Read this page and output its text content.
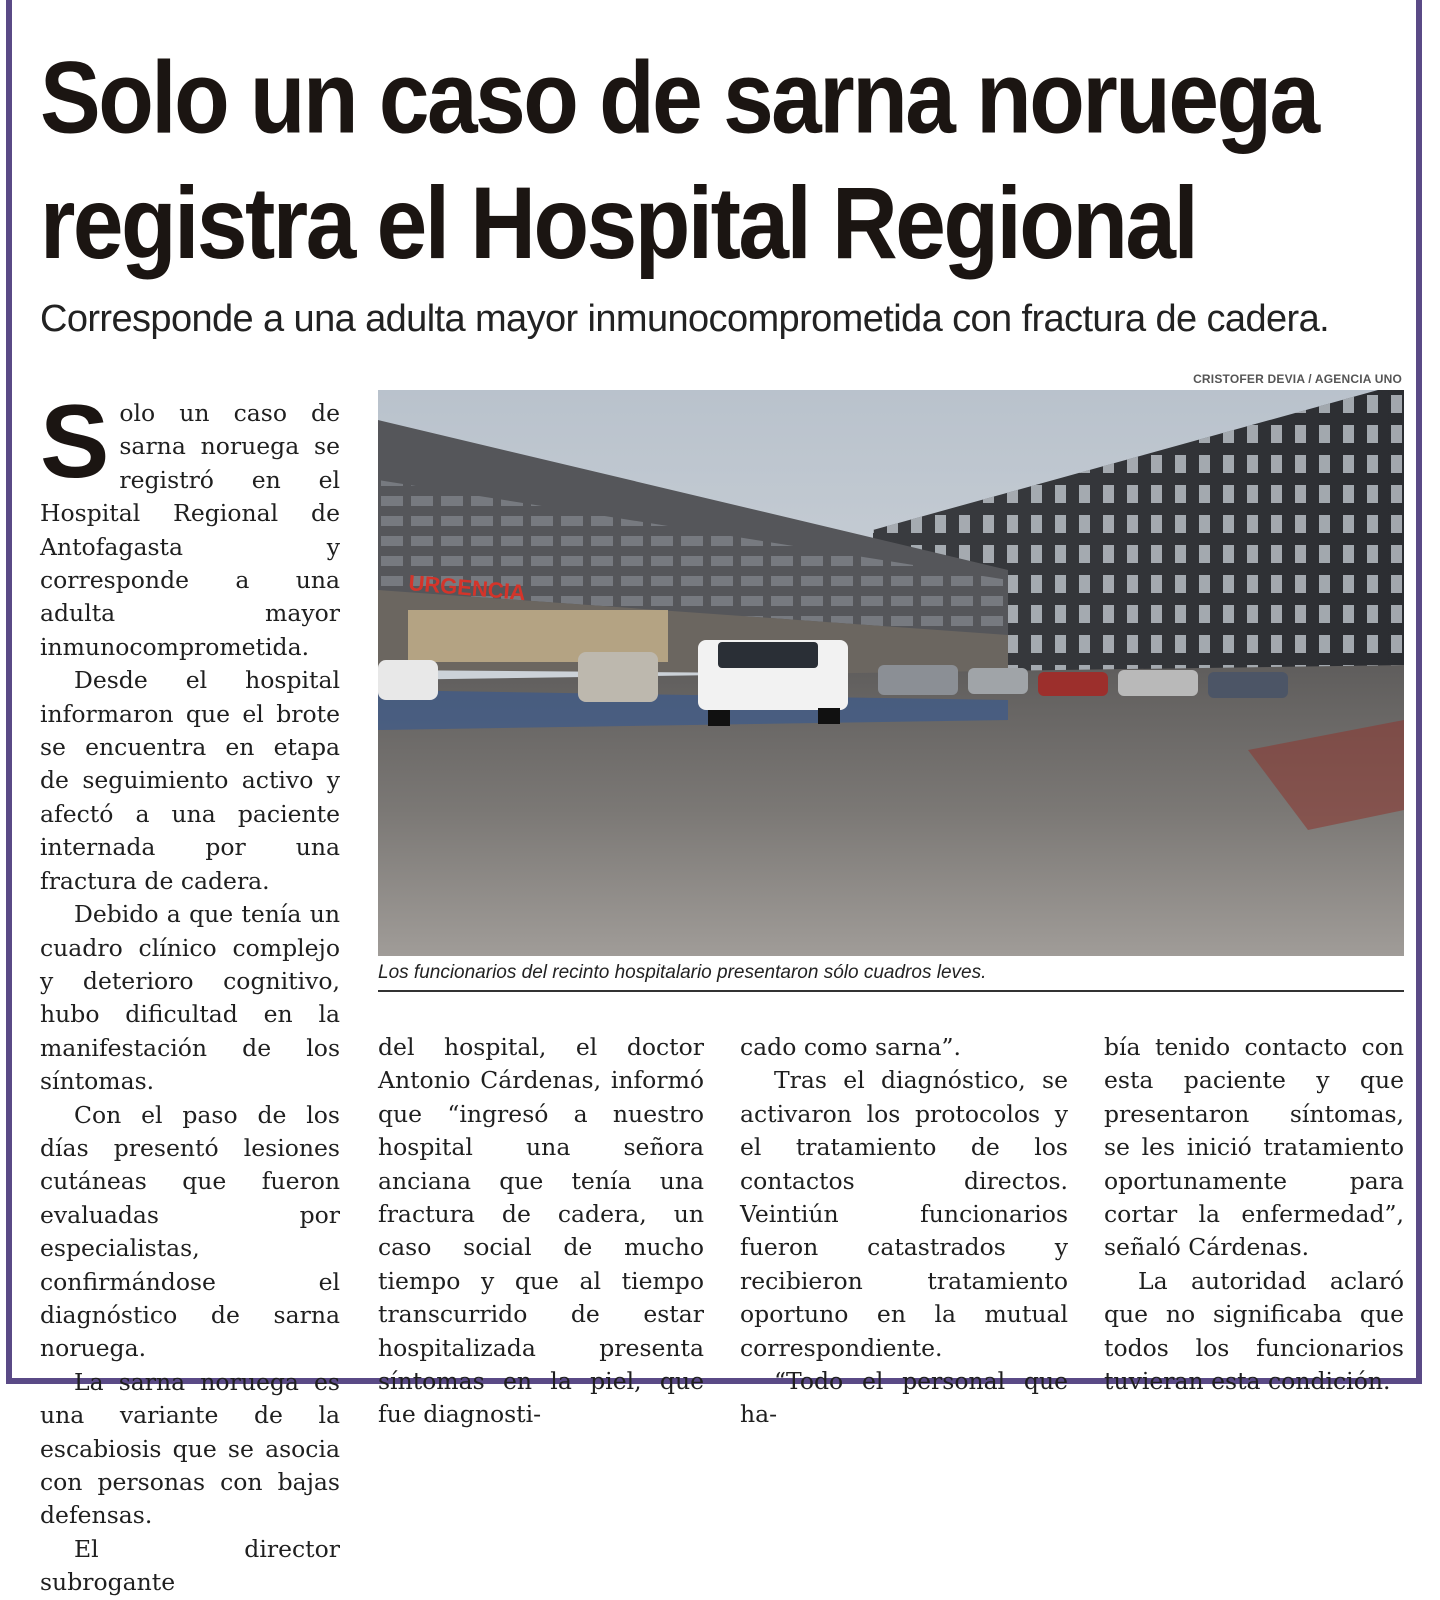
Solo un caso de sarna noruega registra el Hospital Regional

Corresponde a una adulta mayor inmunocomprometida con fractura de cadera.

CRISTOFER DEVIA / AGENCIA UNO
URGENCIA
Los funcionarios del recinto hospitalario presentaron sólo cuadros leves.

Solo un caso de sarna noruega se registró en el Hospital Regional de Antofagasta y corresponde a una adulta mayor inmunocomprometida.

Desde el hospital informaron que el brote se encuentra en etapa de seguimiento activo y afectó a una paciente internada por una fractura de cadera.

Debido a que tenía un cuadro clínico complejo y deterioro cognitivo, hubo dificultad en la manifestación de los síntomas.

Con el paso de los días presentó lesiones cutáneas que fueron evaluadas por especialistas, confirmándose el diagnóstico de sarna noruega.

La sarna noruega es una variante de la escabiosis que se asocia con personas con bajas defensas.

El director subrogante

del hospital, el doctor Antonio Cárdenas, informó que “ingresó a nuestro hospital una señora anciana que tenía una fractura de cadera, un caso social de mucho tiempo y que al tiempo transcurrido de estar hospitalizada presenta síntomas en la piel, que fue diagnosti-

cado como sarna”.

Tras el diagnóstico, se activaron los protocolos y el tratamiento de los contactos directos. Veintiún funcionarios fueron catastrados y recibieron tratamiento oportuno en la mutual correspondiente.

“Todo el personal que ha-

bía tenido contacto con esta paciente y que presentaron síntomas, se les inició tratamiento oportunamente para cortar la enfermedad”, señaló Cárdenas.

La autoridad aclaró que no significaba que todos los funcionarios tuvieran esta condición.
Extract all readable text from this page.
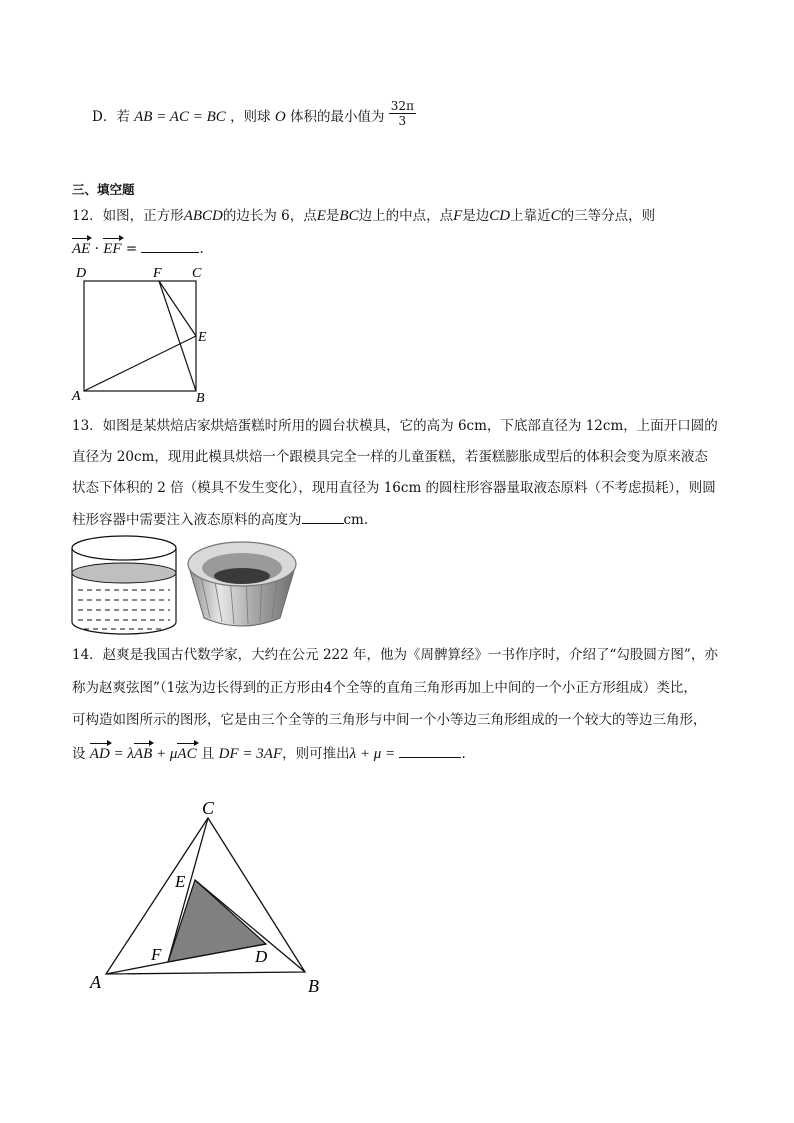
D．若 AB = AC = BC ，则球 O 体积的最小值为 $\frac{32\pi}{3}$
三、填空题
12．如图，正方形ABCD的边长为 6，点E是BC边上的中点，点F是边CD上靠近C的三等分点，则
AE · EF =	.
D	F C
E
A	B
13．如图是某烘焙店家烘焙蛋糕时所用的圆台状模具，它的高为 6cm，下底部直径为 12cm，上面开口圆的
直径为 20cm，现用此模具烘焙一个跟模具完全一样的儿童蛋糕，若蛋糕膨胀成型后的体积会变为原来液态
状态下体积的 2 倍（模具不发生变化），现用直径为 16cm 的圆柱形容器量取液态原料（不考虑损耗），则圆
柱形容器中需要注入液态原料的高度为	cm.
14．赵爽是我国古代数学家，大约在公元 222 年，他为《周髀算经》一书作序时，介绍了“勾股圆方图”，亦
称为赵爽弦图”（1弦为边长得到的正方形由4个全等的直角三角形再加上中间的一个小正方形组成）类比，
可构造如图所示的图形，它是由三个全等的三角形与中间一个小等边三角形组成的一个较大的等边三角形，
设 AD = λAB + μAC 且 DF = 3AF，则可推出λ + μ =	.
C
E
F	D
A	B
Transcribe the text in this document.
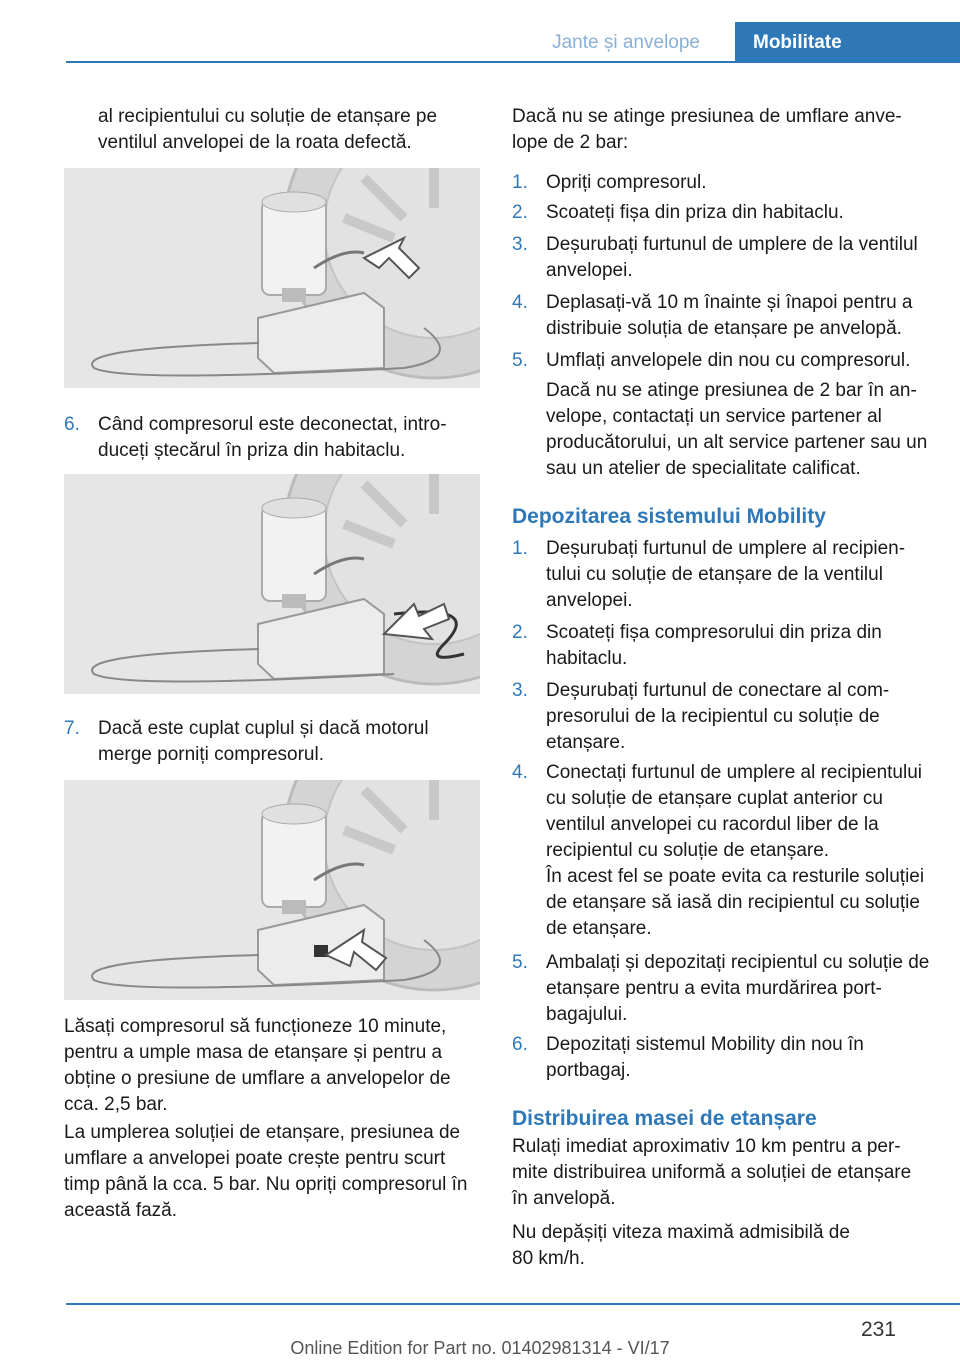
Jante și anvelope	Mobilitate
al recipientului cu soluție de etanșare pe ventilul anvelopei de la roata defectă.
6. Când compresorul este deconectat, introduceți ștecărul în priza din habitaclu.
7. Dacă este cuplat cuplul și dacă motorul merge porniți compresorul.
Lăsați compresorul să funcționeze 10 minute, pentru a umple masa de etanșare și pentru a obține o presiune de umflare a anvelopelor de cca. 2,5 bar.
La umplerea soluției de etanșare, presiunea de umflare a anvelopei poate crește pentru scurt timp până la cca. 5 bar. Nu opriți compresorul în această fază.
Dacă nu se atinge presiunea de umflare anvelope de 2 bar:
1. Opriți compresorul.
2. Scoateți fișa din priza din habitaclu.
3. Deșurubați furtunul de umplere de la ventilul anvelopei.
4. Deplasați-vă 10 m înainte și înapoi pentru a distribuie soluția de etanșare pe anvelopă.
5. Umflați anvelopele din nou cu compresorul.
Dacă nu se atinge presiunea de 2 bar în anvelope, contactați un service partener al producătorului, un alt service partener sau un sau un atelier de specialitate calificat.
Depozitarea sistemului Mobility
1. Deșurubați furtunul de umplere al recipientului cu soluție de etanșare de la ventilul anvelopei.
2. Scoateți fișa compresorului din priza din habitaclu.
3. Deșurubați furtunul de conectare al compresorului de la recipientul cu soluție de etanșare.
4. Conectați furtunul de umplere al recipientului cu soluție de etanșare cuplat anterior cu ventilul anvelopei cu racordul liber de la recipientul cu soluție de etanșare.
În acest fel se poate evita ca resturile soluției de etanșare să iasă din recipientul cu soluție de etanșare.
5. Ambalați și depozitați recipientul cu soluție de etanșare pentru a evita murdărirea portbagajului.
6. Depozitați sistemul Mobility din nou în portbagaj.
Distribuirea masei de etanșare
Rulați imediat aproximativ 10 km pentru a permite distribuirea uniformă a soluției de etanșare în anvelopă.
Nu depășiți viteza maximă admisibilă de 80 km/h.
231
Online Edition for Part no. 01402981314 - VI/17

§

● **Stated goal**: Copy every record character for character. Skip the pictures.

● **Task solution**:
Read this page and output its text content.
Solo un caso de sarna noruega registra el Hospital Regional

Corresponde a una adulta mayor inmunocomprometida con fractura de cadera.

CRISTOFER DEVIA / AGENCIA UNO
URGENCIA
Los funcionarios del recinto hospitalario presentaron sólo cuadros leves.

Solo un caso de sarna noruega se registró en el Hospital Regional de Antofagasta y corresponde a una adulta mayor inmunocomprometida.

Desde el hospital informaron que el brote se encuentra en etapa de seguimiento activo y afectó a una paciente internada por una fractura de cadera.

Debido a que tenía un cuadro clínico complejo y deterioro cognitivo, hubo dificultad en la manifestación de los síntomas.

Con el paso de los días presentó lesiones cutáneas que fueron evaluadas por especialistas, confirmándose el diagnóstico de sarna noruega.

La sarna noruega es una variante de la escabiosis que se asocia con personas con bajas defensas.

El director subrogante

del hospital, el doctor Antonio Cárdenas, informó que “ingresó a nuestro hospital una señora anciana que tenía una fractura de cadera, un caso social de mucho tiempo y que al tiempo transcurrido de estar hospitalizada presenta síntomas en la piel, que fue diagnosti-

cado como sarna”.

Tras el diagnóstico, se activaron los protocolos y el tratamiento de los contactos directos. Veintiún funcionarios fueron catastrados y recibieron tratamiento oportuno en la mutual correspondiente.

“Todo el personal que ha-

bía tenido contacto con esta paciente y que presentaron síntomas, se les inició tratamiento oportunamente para cortar la enfermedad”, señaló Cárdenas.

La autoridad aclaró que no significaba que todos los funcionarios tuvieran esta condición.
Extract all readable text from this page.
D．若 AB = AC = BC ，则球 O 体积的最小值为 $\frac{32\pi}{3}$
三、填空题
12．如图，正方形ABCD的边长为 6，点E是BC边上的中点，点F是边CD上靠近C的三等分点，则
AE · EF =	.
D	F C
E
A	B
13．如图是某烘焙店家烘焙蛋糕时所用的圆台状模具，它的高为 6cm，下底部直径为 12cm，上面开口圆的
直径为 20cm，现用此模具烘焙一个跟模具完全一样的儿童蛋糕，若蛋糕膨胀成型后的体积会变为原来液态
状态下体积的 2 倍（模具不发生变化），现用直径为 16cm 的圆柱形容器量取液态原料（不考虑损耗），则圆
柱形容器中需要注入液态原料的高度为	cm.
14．赵爽是我国古代数学家，大约在公元 222 年，他为《周髀算经》一书作序时，介绍了“勾股圆方图”，亦
称为赵爽弦图”（1弦为边长得到的正方形由4个全等的直角三角形再加上中间的一个小正方形组成）类比，
可构造如图所示的图形，它是由三个全等的三角形与中间一个小等边三角形组成的一个较大的等边三角形，
设 AD = λAB + μAC 且 DF = 3AF，则可推出λ + μ =	.
C
E
F	D
A	B
Transcribe the text in this document.
Jante și anvelope	Mobilitate
al recipientului cu soluție de etanșare pe ventilul anvelopei de la roata defectă.
6. Când compresorul este deconectat, introduceți ștecărul în priza din habitaclu.
7. Dacă este cuplat cuplul și dacă motorul merge porniți compresorul.
Lăsați compresorul să funcționeze 10 minute, pentru a umple masa de etanșare și pentru a obține o presiune de umflare a anvelopelor de cca. 2,5 bar.
La umplerea soluției de etanșare, presiunea de umflare a anvelopei poate crește pentru scurt timp până la cca. 5 bar. Nu opriți compresorul în această fază.
Dacă nu se atinge presiunea de umflare anvelope de 2 bar:
1. Opriți compresorul.
2. Scoateți fișa din priza din habitaclu.
3. Deșurubați furtunul de umplere de la ventilul anvelopei.
4. Deplasați-vă 10 m înainte și înapoi pentru a distribuie soluția de etanșare pe anvelopă.
5. Umflați anvelopele din nou cu compresorul.
Dacă nu se atinge presiunea de 2 bar în anvelope, contactați un service partener al producătorului, un alt service partener sau un sau un atelier de specialitate calificat.
Depozitarea sistemului Mobility
1. Deșurubați furtunul de umplere al recipientului cu soluție de etanșare de la ventilul anvelopei.
2. Scoateți fișa compresorului din priza din habitaclu.
3. Deșurubați furtunul de conectare al compresorului de la recipientul cu soluție de etanșare.
4. Conectați furtunul de umplere al recipientului cu soluție de etanșare cuplat anterior cu ventilul anvelopei cu racordul liber de la recipientul cu soluție de etanșare.
În acest fel se poate evita ca resturile soluției de etanșare să iasă din recipientul cu soluție de etanșare.
5. Ambalați și depozitați recipientul cu soluție de etanșare pentru a evita murdărirea portbagajului.
6. Depozitați sistemul Mobility din nou în portbagaj.
Distribuirea masei de etanșare
Rulați imediat aproximativ 10 km pentru a permite distribuirea uniformă a soluției de etanșare în anvelopă.
Nu depășiți viteza maximă admisibilă de 80 km/h.
231
Online Edition for Part no. 01402981314 - VI/17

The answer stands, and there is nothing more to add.